[Extracted records]
━━━━━━━━━━━━━━━━

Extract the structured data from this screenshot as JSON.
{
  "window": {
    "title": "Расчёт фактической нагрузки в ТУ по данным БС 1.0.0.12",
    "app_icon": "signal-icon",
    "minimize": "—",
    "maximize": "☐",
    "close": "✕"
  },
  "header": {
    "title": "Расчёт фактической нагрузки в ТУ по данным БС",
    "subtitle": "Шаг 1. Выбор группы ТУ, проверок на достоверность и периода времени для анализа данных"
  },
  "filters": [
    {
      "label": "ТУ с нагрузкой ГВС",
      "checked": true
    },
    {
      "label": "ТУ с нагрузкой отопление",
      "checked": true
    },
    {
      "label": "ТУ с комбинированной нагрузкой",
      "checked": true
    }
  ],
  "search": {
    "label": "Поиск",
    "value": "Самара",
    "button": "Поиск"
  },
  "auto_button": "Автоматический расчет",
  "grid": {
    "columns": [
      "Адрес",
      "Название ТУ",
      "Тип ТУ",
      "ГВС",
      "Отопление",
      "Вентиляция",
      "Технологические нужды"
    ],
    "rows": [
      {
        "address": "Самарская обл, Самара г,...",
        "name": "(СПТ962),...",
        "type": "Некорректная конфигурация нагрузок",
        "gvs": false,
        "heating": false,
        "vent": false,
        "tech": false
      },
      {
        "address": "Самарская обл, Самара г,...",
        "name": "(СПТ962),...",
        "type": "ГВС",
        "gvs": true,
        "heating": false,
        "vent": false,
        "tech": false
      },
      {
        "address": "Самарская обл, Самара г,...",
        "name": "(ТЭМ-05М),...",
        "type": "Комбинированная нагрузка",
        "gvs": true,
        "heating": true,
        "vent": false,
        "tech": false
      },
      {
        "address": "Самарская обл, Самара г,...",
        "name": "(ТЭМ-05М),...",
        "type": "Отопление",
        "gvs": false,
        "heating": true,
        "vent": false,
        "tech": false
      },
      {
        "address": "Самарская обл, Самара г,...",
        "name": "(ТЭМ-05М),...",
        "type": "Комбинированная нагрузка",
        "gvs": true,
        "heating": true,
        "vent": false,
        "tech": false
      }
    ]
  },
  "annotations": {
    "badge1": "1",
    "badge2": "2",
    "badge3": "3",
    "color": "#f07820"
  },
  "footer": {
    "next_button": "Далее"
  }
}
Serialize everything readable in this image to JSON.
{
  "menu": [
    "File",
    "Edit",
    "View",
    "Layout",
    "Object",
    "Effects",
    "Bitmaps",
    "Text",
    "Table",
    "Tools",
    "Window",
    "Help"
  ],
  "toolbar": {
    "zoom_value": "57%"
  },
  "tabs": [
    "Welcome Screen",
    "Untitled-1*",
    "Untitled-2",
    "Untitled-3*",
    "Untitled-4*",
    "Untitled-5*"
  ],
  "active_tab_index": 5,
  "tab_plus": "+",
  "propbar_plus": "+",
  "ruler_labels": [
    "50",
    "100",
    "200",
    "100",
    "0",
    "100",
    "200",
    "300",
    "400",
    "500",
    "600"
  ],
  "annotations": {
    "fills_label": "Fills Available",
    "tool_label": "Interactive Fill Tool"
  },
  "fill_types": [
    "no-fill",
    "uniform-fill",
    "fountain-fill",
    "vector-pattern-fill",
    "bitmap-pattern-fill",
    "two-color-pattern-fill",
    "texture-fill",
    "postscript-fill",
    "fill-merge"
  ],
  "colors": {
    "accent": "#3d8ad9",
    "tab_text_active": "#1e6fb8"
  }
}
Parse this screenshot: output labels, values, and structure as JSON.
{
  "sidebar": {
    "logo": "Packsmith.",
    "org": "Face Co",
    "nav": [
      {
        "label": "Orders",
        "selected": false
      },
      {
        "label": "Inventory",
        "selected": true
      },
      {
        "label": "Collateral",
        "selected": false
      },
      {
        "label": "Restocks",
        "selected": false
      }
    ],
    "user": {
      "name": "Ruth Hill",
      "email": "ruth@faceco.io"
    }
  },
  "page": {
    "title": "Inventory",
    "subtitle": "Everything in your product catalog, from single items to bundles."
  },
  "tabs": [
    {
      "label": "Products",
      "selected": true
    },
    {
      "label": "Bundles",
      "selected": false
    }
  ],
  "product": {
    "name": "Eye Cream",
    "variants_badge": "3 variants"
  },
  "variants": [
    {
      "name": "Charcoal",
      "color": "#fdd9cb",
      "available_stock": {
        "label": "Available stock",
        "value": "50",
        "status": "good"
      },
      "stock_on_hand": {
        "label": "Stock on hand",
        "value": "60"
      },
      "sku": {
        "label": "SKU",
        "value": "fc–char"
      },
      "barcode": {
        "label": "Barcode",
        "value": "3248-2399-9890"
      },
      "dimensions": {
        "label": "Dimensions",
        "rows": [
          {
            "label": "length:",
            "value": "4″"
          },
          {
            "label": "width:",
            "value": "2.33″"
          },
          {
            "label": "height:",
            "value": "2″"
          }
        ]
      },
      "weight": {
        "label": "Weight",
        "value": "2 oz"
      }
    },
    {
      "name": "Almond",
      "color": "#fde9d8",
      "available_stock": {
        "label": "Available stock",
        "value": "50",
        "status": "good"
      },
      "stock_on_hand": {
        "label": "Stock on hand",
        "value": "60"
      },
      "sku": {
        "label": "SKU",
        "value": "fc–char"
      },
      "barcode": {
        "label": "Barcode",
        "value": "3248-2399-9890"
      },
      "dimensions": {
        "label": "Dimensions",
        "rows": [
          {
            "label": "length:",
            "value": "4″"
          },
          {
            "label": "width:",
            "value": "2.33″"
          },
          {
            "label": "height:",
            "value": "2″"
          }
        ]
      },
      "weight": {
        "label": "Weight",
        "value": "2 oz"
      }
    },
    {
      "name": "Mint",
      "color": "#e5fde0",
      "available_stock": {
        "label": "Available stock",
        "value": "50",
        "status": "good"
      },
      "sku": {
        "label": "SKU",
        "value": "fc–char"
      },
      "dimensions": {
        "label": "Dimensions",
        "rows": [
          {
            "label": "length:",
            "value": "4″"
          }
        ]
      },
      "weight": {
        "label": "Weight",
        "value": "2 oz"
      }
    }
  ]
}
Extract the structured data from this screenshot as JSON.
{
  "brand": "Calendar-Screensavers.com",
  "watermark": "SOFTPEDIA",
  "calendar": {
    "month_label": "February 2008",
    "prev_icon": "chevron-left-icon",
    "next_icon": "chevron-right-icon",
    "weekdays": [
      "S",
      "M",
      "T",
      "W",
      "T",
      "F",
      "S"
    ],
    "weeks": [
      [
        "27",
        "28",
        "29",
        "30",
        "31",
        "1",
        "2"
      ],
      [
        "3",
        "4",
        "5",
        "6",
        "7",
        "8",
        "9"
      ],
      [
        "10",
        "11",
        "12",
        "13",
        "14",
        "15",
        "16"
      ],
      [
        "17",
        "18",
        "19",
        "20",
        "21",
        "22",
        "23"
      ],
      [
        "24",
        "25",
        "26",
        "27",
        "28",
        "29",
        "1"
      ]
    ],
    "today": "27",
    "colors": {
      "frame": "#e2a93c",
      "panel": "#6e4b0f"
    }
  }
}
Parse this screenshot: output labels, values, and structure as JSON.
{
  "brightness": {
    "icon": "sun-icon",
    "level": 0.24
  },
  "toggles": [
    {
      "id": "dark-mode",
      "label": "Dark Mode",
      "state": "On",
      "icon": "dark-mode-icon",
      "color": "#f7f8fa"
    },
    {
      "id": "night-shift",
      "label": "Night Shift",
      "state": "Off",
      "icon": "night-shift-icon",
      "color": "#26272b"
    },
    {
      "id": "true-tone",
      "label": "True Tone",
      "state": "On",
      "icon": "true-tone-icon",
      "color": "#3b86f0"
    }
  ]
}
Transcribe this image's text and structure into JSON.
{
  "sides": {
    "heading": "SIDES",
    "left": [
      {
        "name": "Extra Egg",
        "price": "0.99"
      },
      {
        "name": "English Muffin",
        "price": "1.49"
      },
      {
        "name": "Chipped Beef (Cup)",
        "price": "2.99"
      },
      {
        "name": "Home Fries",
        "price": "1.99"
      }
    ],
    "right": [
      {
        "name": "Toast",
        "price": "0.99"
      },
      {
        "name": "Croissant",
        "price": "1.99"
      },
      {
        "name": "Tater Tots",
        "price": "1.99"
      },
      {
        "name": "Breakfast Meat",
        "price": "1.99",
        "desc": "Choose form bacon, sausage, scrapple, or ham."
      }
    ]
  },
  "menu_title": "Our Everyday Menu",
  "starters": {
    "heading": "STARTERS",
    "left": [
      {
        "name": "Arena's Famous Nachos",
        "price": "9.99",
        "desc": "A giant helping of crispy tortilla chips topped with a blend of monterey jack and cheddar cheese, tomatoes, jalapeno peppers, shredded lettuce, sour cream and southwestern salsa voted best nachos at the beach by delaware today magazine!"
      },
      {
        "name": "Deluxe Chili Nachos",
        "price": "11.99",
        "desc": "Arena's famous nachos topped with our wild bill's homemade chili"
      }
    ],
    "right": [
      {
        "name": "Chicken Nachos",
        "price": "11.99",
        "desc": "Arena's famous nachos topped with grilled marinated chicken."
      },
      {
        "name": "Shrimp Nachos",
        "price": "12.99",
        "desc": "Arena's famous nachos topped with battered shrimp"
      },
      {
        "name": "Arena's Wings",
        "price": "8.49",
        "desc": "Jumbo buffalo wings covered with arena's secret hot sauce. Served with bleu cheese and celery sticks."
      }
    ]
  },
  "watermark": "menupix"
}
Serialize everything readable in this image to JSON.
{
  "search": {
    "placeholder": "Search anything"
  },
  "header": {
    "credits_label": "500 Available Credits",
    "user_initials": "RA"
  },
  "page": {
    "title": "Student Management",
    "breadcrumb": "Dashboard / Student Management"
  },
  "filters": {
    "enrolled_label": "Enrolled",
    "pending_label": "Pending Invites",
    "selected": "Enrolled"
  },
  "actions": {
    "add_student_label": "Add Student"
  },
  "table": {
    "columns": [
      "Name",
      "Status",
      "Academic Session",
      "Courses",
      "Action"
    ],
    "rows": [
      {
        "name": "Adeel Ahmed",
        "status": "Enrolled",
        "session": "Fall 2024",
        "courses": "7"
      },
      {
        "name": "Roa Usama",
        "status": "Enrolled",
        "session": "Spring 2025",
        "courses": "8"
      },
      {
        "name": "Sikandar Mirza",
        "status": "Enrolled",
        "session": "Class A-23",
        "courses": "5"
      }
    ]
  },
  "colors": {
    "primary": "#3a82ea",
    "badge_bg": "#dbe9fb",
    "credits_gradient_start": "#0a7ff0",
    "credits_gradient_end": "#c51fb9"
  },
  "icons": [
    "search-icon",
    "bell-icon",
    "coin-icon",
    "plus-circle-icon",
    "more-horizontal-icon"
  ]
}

━━━━━━━━━━━━━━━━

Read the data above and count the lines that include "chevron". Answer only with the count.

◆ **RESULT BELOW**
2